■ **The task**:
Compile every line that includes the word "What".

═══ Records to use ═══

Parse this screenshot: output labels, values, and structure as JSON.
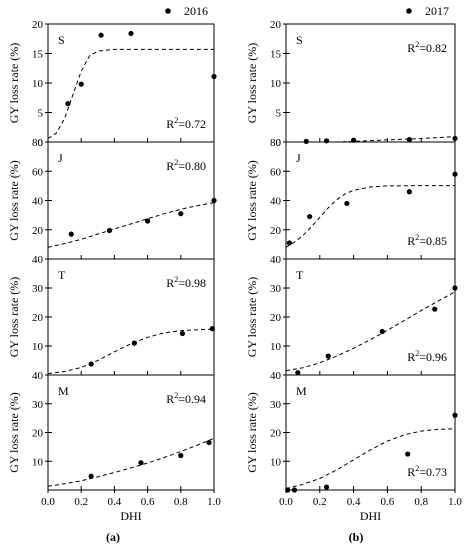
{
  "figure": {
    "left_label": "(a)",
    "right_label": "(b)"
  },
  "chart_data": [
    {
      "type": "scatter",
      "column": "a",
      "year": "2016",
      "xlabel": "DHI",
      "xticks": [
        "0.0",
        "0.2",
        "0.4",
        "0.6",
        "0.8",
        "1.0"
      ],
      "xlim": [
        0,
        1
      ],
      "panels": [
        {
          "letter": "S",
          "ylabel": "GY loss rate (%)",
          "ylim": [
            0,
            20
          ],
          "yticks": [
            0,
            5,
            10,
            15,
            20
          ],
          "r2_prefix": "R",
          "r2_value": "=0.72",
          "r2_pos": "bottom-right",
          "points": [
            [
              0.12,
              6.5
            ],
            [
              0.2,
              9.8
            ],
            [
              0.32,
              18.1
            ],
            [
              0.5,
              18.4
            ],
            [
              1.0,
              11.1
            ]
          ],
          "curve": [
            [
              0.0,
              0.6
            ],
            [
              0.05,
              1.5
            ],
            [
              0.1,
              4.0
            ],
            [
              0.15,
              8.0
            ],
            [
              0.2,
              12.0
            ],
            [
              0.25,
              14.6
            ],
            [
              0.3,
              15.4
            ],
            [
              0.4,
              15.7
            ],
            [
              0.6,
              15.7
            ],
            [
              0.8,
              15.7
            ],
            [
              1.0,
              15.7
            ]
          ]
        },
        {
          "letter": "J",
          "ylabel": "GY loss rate (%)",
          "ylim": [
            0,
            80
          ],
          "yticks": [
            20,
            40,
            60,
            80
          ],
          "r2_prefix": "R",
          "r2_value": "=0.80",
          "r2_pos": "top-right",
          "points": [
            [
              0.14,
              17
            ],
            [
              0.37,
              19.5
            ],
            [
              0.6,
              26
            ],
            [
              0.8,
              31
            ],
            [
              1.0,
              40
            ]
          ],
          "curve": [
            [
              0.0,
              8
            ],
            [
              0.1,
              10.5
            ],
            [
              0.2,
              13.5
            ],
            [
              0.3,
              17
            ],
            [
              0.4,
              20.5
            ],
            [
              0.5,
              24
            ],
            [
              0.6,
              27.5
            ],
            [
              0.7,
              31
            ],
            [
              0.8,
              34
            ],
            [
              0.9,
              36.5
            ],
            [
              1.0,
              38.5
            ]
          ]
        },
        {
          "letter": "T",
          "ylabel": "GY loss rate (%)",
          "ylim": [
            0,
            40
          ],
          "yticks": [
            10,
            20,
            30,
            40
          ],
          "r2_prefix": "R",
          "r2_value": "=0.98",
          "r2_pos": "top-right",
          "points": [
            [
              0.26,
              3.8
            ],
            [
              0.52,
              11
            ],
            [
              0.81,
              14.3
            ],
            [
              0.99,
              16
            ]
          ],
          "curve": [
            [
              0.0,
              0.5
            ],
            [
              0.1,
              1.2
            ],
            [
              0.2,
              2.6
            ],
            [
              0.3,
              5
            ],
            [
              0.4,
              8
            ],
            [
              0.5,
              10.8
            ],
            [
              0.6,
              13
            ],
            [
              0.7,
              14.5
            ],
            [
              0.8,
              15.3
            ],
            [
              0.9,
              15.6
            ],
            [
              1.0,
              15.8
            ]
          ]
        },
        {
          "letter": "M",
          "ylabel": "GY loss rate (%)",
          "ylim": [
            0,
            40
          ],
          "yticks": [
            10,
            20,
            30,
            40
          ],
          "r2_prefix": "R",
          "r2_value": "=0.94",
          "r2_pos": "top-right",
          "points": [
            [
              0.26,
              4.8
            ],
            [
              0.56,
              9.5
            ],
            [
              0.8,
              12
            ],
            [
              0.97,
              16.5
            ]
          ],
          "curve": [
            [
              0.0,
              1.3
            ],
            [
              0.1,
              2.2
            ],
            [
              0.2,
              3.2
            ],
            [
              0.3,
              4.6
            ],
            [
              0.4,
              6.1
            ],
            [
              0.5,
              7.7
            ],
            [
              0.6,
              9.4
            ],
            [
              0.7,
              11.3
            ],
            [
              0.8,
              13.4
            ],
            [
              0.9,
              15.6
            ],
            [
              1.0,
              18
            ]
          ]
        }
      ]
    },
    {
      "type": "scatter",
      "column": "b",
      "year": "2017",
      "xlabel": "DHI",
      "xticks": [
        "0.0",
        "0.2",
        "0.4",
        "0.6",
        "0.8",
        "1.0"
      ],
      "xlim": [
        0,
        1
      ],
      "panels": [
        {
          "letter": "S",
          "ylabel": "GY loss rate (%)",
          "ylim": [
            0,
            20
          ],
          "yticks": [
            0,
            5,
            10,
            15,
            20
          ],
          "r2_prefix": "R",
          "r2_value": "=0.82",
          "r2_pos": "top-right",
          "points": [
            [
              0.12,
              0.1
            ],
            [
              0.24,
              0.2
            ],
            [
              0.4,
              0.3
            ],
            [
              0.73,
              0.4
            ],
            [
              1.0,
              0.6
            ]
          ],
          "curve": [
            [
              0.0,
              -0.4
            ],
            [
              0.2,
              -0.1
            ],
            [
              0.4,
              0.1
            ],
            [
              0.6,
              0.35
            ],
            [
              0.8,
              0.6
            ],
            [
              1.0,
              0.9
            ]
          ]
        },
        {
          "letter": "J",
          "ylabel": "GY loss rate (%)",
          "ylim": [
            0,
            80
          ],
          "yticks": [
            20,
            40,
            60,
            80
          ],
          "r2_prefix": "R",
          "r2_value": "=0.85",
          "r2_pos": "bottom-right",
          "points": [
            [
              0.02,
              11
            ],
            [
              0.14,
              29
            ],
            [
              0.36,
              38
            ],
            [
              0.73,
              46
            ],
            [
              1.0,
              58
            ]
          ],
          "curve": [
            [
              0.0,
              8
            ],
            [
              0.05,
              11.5
            ],
            [
              0.1,
              16
            ],
            [
              0.15,
              22
            ],
            [
              0.2,
              28.5
            ],
            [
              0.25,
              35
            ],
            [
              0.3,
              40.5
            ],
            [
              0.35,
              44.5
            ],
            [
              0.4,
              47
            ],
            [
              0.5,
              49.3
            ],
            [
              0.6,
              50
            ],
            [
              0.8,
              50.2
            ],
            [
              1.0,
              50.2
            ]
          ]
        },
        {
          "letter": "T",
          "ylabel": "GY loss rate (%)",
          "ylim": [
            0,
            40
          ],
          "yticks": [
            10,
            20,
            30,
            40
          ],
          "r2_prefix": "R",
          "r2_value": "=0.96",
          "r2_pos": "bottom-right",
          "points": [
            [
              0.07,
              0.8
            ],
            [
              0.25,
              6.5
            ],
            [
              0.57,
              15
            ],
            [
              0.88,
              22.7
            ],
            [
              1.0,
              30
            ]
          ],
          "curve": [
            [
              0.0,
              1.5
            ],
            [
              0.1,
              2.5
            ],
            [
              0.2,
              4.2
            ],
            [
              0.3,
              6.5
            ],
            [
              0.4,
              9.2
            ],
            [
              0.5,
              12.2
            ],
            [
              0.6,
              15.4
            ],
            [
              0.7,
              18.8
            ],
            [
              0.8,
              22.2
            ],
            [
              0.9,
              25.5
            ],
            [
              1.0,
              28.7
            ]
          ]
        },
        {
          "letter": "M",
          "ylabel": "GY loss rate (%)",
          "ylim": [
            0,
            40
          ],
          "yticks": [
            10,
            20,
            30,
            40
          ],
          "r2_prefix": "R",
          "r2_value": "=0.73",
          "r2_pos": "bottom-right",
          "points": [
            [
              0.01,
              0.0
            ],
            [
              0.05,
              0.0
            ],
            [
              0.24,
              1.0
            ],
            [
              0.72,
              12.5
            ],
            [
              1.0,
              26
            ]
          ],
          "curve": [
            [
              0.0,
              0.5
            ],
            [
              0.1,
              2.0
            ],
            [
              0.2,
              4.0
            ],
            [
              0.3,
              7.0
            ],
            [
              0.4,
              10.5
            ],
            [
              0.5,
              14.0
            ],
            [
              0.6,
              17.0
            ],
            [
              0.7,
              19.2
            ],
            [
              0.8,
              20.5
            ],
            [
              0.9,
              21.1
            ],
            [
              1.0,
              21.3
            ]
          ]
        }
      ]
    }
  ]
}
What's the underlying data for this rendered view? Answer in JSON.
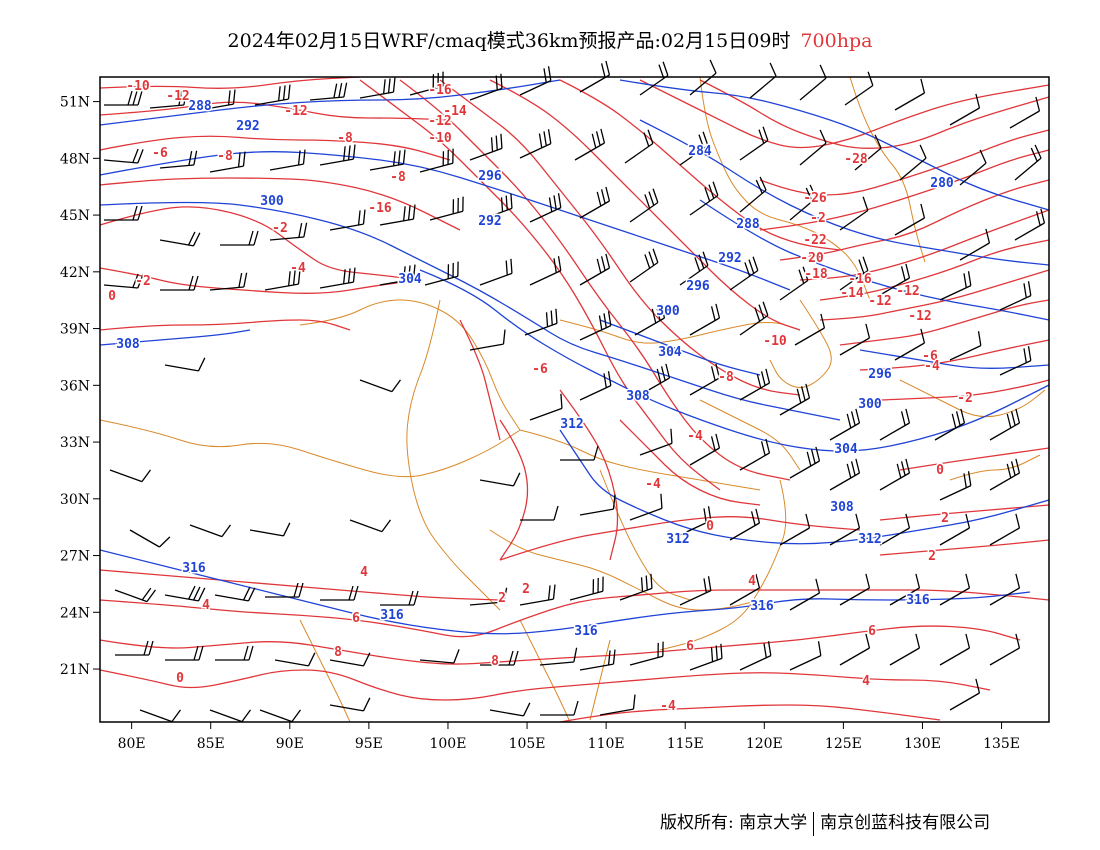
{
  "title": {
    "text": "2024年02月15日WRF/cmaq模式36km预报产品:02月15日09时",
    "level": "700hpa"
  },
  "colors": {
    "temperature": "#e0363a",
    "geopotential": "#1f43d6",
    "coast_border": "#d98a2b",
    "wind_barb": "#000000",
    "title_level": "#e0363a"
  },
  "map": {
    "lon_range": [
      78,
      138
    ],
    "lat_range": [
      18.2,
      52.3
    ],
    "lon_ticks": [
      "80E",
      "85E",
      "90E",
      "95E",
      "100E",
      "105E",
      "110E",
      "115E",
      "120E",
      "125E",
      "130E",
      "135E"
    ],
    "lat_ticks": [
      "51N",
      "48N",
      "45N",
      "42N",
      "39N",
      "36N",
      "33N",
      "30N",
      "27N",
      "24N",
      "21N"
    ]
  },
  "geopotential_labels": [
    "288",
    "292",
    "300",
    "296",
    "292",
    "308",
    "304",
    "312",
    "316",
    "316",
    "316",
    "312",
    "308",
    "304",
    "300",
    "296",
    "280",
    "284",
    "288",
    "292",
    "296",
    "300",
    "304",
    "308",
    "312",
    "316",
    "316"
  ],
  "temperature_labels": [
    "-10",
    "-12",
    "-12",
    "-16",
    "-14",
    "-12",
    "-10",
    "-8",
    "-8",
    "-6",
    "-8",
    "-16",
    "-2",
    "-4",
    "-2",
    "0",
    "-28",
    "-26",
    "-2",
    "-22",
    "-20",
    "-18",
    "-16",
    "-14",
    "-12",
    "-12",
    "-12",
    "-10",
    "-8",
    "-6",
    "-4",
    "-4",
    "-6",
    "-4",
    "-2",
    "0",
    "2",
    "2",
    "2",
    "4",
    "4",
    "4",
    "6",
    "6",
    "6",
    "8",
    "8",
    "0",
    "4",
    "-4",
    "2",
    "0"
  ],
  "copyright": {
    "left": "版权所有: 南京大学",
    "right": "南京创蓝科技有限公司"
  }
}
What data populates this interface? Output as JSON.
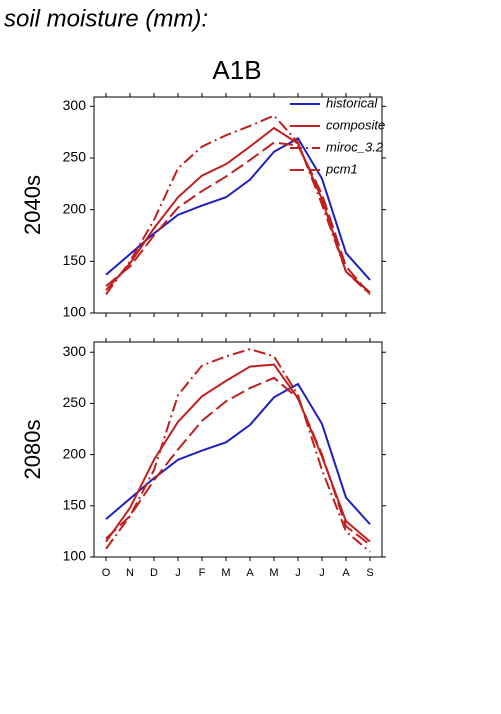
{
  "title": "soil moisture (mm):",
  "subtitle": "A1B",
  "chart_data": [
    {
      "type": "line",
      "ylabel": "2040s",
      "legend": "upper right",
      "categories": [
        null,
        null,
        null,
        null,
        null,
        null,
        null,
        null,
        null,
        null,
        null,
        null
      ],
      "ylim": [
        100,
        309
      ],
      "yticks": [
        100,
        150,
        200,
        250,
        300
      ],
      "series": [
        {
          "name": "historical",
          "color": "#1f1fbf",
          "dash": "solid",
          "values": [
            137,
            157,
            177,
            195,
            204,
            212,
            229,
            256,
            269,
            230,
            158,
            132
          ]
        },
        {
          "name": "composite",
          "color": "#bf1f1f",
          "dash": "solid",
          "values": [
            122,
            148,
            182,
            212,
            233,
            244,
            261,
            279,
            264,
            210,
            140,
            120
          ]
        },
        {
          "name": "miroc_3.2",
          "color": "#bf1f1f",
          "dash": "dashdot",
          "values": [
            118,
            150,
            190,
            240,
            261,
            272,
            281,
            291,
            265,
            205,
            140,
            118
          ]
        },
        {
          "name": "pcm1",
          "color": "#bf1f1f",
          "dash": "dashed",
          "values": [
            126,
            145,
            175,
            202,
            218,
            232,
            248,
            265,
            262,
            215,
            145,
            118
          ]
        }
      ]
    },
    {
      "type": "line",
      "ylabel": "2080s",
      "categories": [
        "O",
        "N",
        "D",
        "J",
        "F",
        "M",
        "A",
        "M",
        "J",
        "J",
        "A",
        "S"
      ],
      "ylim": [
        100,
        310
      ],
      "yticks": [
        100,
        150,
        200,
        250,
        300
      ],
      "series": [
        {
          "name": "historical",
          "color": "#1f1fbf",
          "dash": "solid",
          "values": [
            137,
            157,
            177,
            195,
            204,
            212,
            229,
            256,
            269,
            230,
            158,
            132
          ]
        },
        {
          "name": "composite",
          "color": "#bf1f1f",
          "dash": "solid",
          "values": [
            115,
            148,
            195,
            232,
            257,
            272,
            286,
            288,
            255,
            198,
            135,
            115
          ]
        },
        {
          "name": "miroc_3.2",
          "color": "#bf1f1f",
          "dash": "dashdot",
          "values": [
            108,
            140,
            185,
            258,
            287,
            296,
            303,
            296,
            258,
            185,
            125,
            105
          ]
        },
        {
          "name": "pcm1",
          "color": "#bf1f1f",
          "dash": "dashed",
          "values": [
            118,
            140,
            175,
            205,
            233,
            252,
            265,
            275,
            255,
            200,
            130,
            112
          ]
        }
      ]
    }
  ]
}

═══

■ **Solution to this task**:
What's the underlying data for this rendered view? Answer in JSON.
What data populates this interface? Output as JSON.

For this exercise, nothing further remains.